Identify the lines that contain the string "Heat", then copy each of them.
•••••
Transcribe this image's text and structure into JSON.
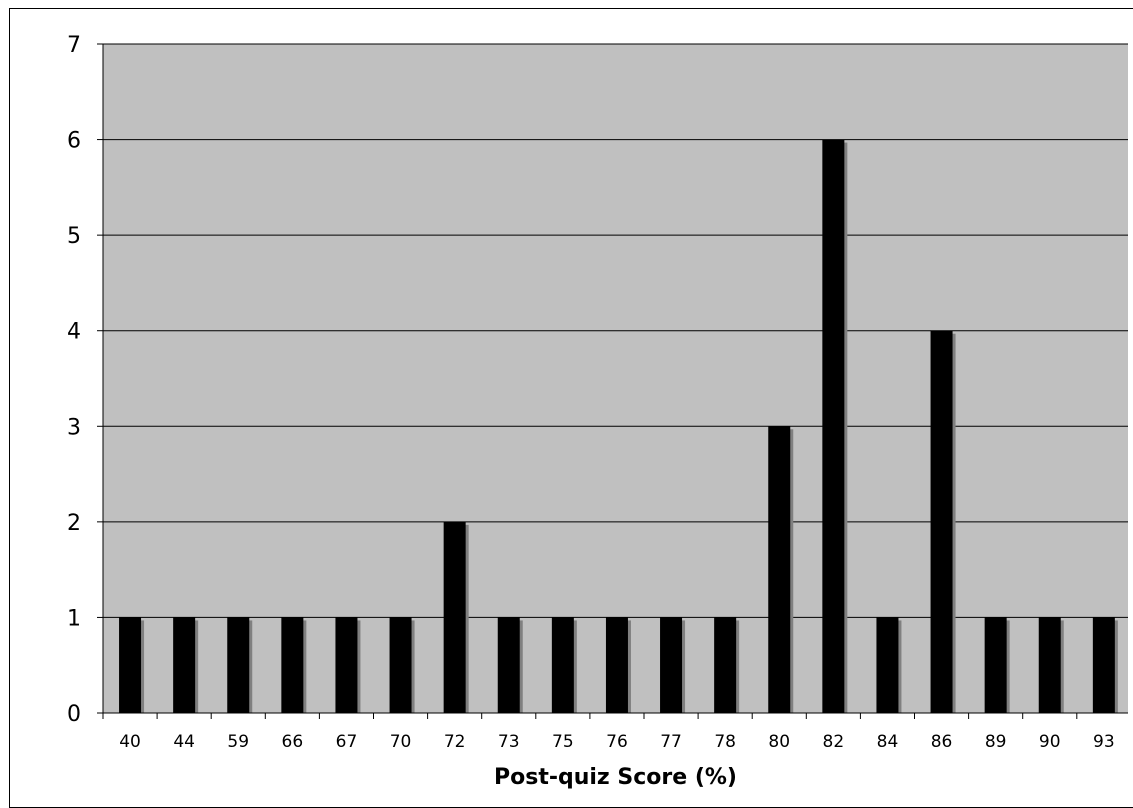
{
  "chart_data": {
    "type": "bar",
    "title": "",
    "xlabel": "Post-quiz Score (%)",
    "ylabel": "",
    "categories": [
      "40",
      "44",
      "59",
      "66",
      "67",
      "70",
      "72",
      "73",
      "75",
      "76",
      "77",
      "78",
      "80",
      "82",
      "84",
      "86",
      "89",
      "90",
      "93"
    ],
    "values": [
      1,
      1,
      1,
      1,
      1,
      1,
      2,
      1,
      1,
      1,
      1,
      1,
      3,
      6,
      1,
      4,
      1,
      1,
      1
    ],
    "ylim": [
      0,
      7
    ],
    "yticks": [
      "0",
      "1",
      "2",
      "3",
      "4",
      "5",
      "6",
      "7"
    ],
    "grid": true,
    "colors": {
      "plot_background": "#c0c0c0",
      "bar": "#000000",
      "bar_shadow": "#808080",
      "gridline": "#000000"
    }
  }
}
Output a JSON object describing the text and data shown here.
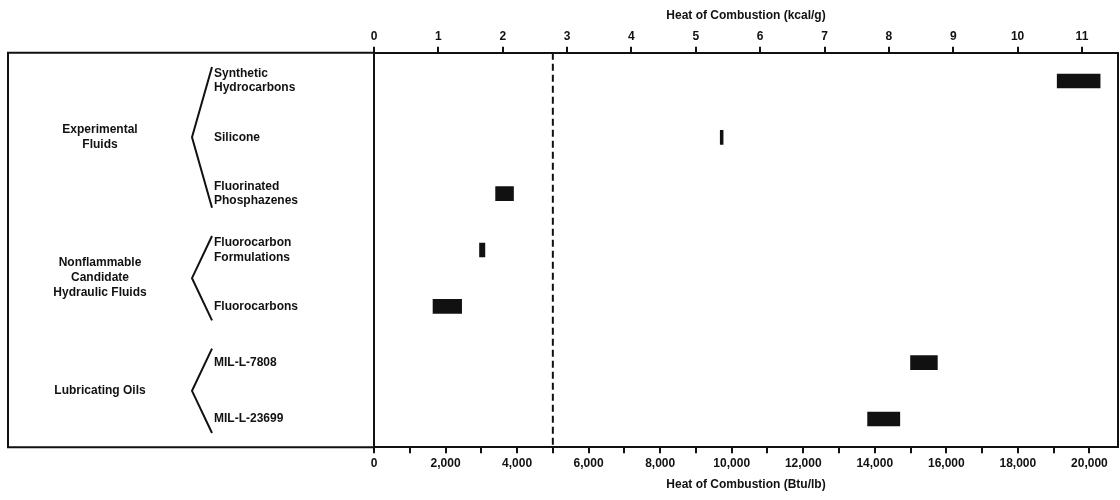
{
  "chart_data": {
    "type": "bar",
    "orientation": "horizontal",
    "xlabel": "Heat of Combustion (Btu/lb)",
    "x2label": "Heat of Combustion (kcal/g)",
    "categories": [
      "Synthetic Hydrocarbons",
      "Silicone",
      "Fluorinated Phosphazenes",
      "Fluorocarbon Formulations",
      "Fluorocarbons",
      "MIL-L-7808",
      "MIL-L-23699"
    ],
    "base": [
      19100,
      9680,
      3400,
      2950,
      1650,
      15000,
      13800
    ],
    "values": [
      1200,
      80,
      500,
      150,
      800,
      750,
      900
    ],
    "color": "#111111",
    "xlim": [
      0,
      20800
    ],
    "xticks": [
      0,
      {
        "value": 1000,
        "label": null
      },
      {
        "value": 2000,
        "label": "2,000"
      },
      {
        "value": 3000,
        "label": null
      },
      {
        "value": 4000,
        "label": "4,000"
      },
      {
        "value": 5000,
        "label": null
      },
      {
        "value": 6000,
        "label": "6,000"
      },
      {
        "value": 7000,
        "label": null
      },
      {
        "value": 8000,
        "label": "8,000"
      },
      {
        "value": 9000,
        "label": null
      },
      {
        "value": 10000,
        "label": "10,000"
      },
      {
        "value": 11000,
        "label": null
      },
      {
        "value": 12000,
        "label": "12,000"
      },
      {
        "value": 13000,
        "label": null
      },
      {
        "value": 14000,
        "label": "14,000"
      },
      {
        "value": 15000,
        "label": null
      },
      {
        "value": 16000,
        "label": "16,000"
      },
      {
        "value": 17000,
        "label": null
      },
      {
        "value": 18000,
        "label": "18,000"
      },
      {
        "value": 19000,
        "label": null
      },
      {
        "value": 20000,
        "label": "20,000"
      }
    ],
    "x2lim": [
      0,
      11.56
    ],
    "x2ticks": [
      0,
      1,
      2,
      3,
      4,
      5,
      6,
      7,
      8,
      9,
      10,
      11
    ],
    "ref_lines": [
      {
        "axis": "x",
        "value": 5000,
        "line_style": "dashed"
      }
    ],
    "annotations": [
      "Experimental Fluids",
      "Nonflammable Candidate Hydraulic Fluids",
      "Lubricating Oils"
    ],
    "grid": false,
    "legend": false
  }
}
•••••
◆ ANSWER ◆
    "xlabel": "Heat of Combustion (Btu/lb)",
    "x2label": "Heat of Combustion (kcal/g)",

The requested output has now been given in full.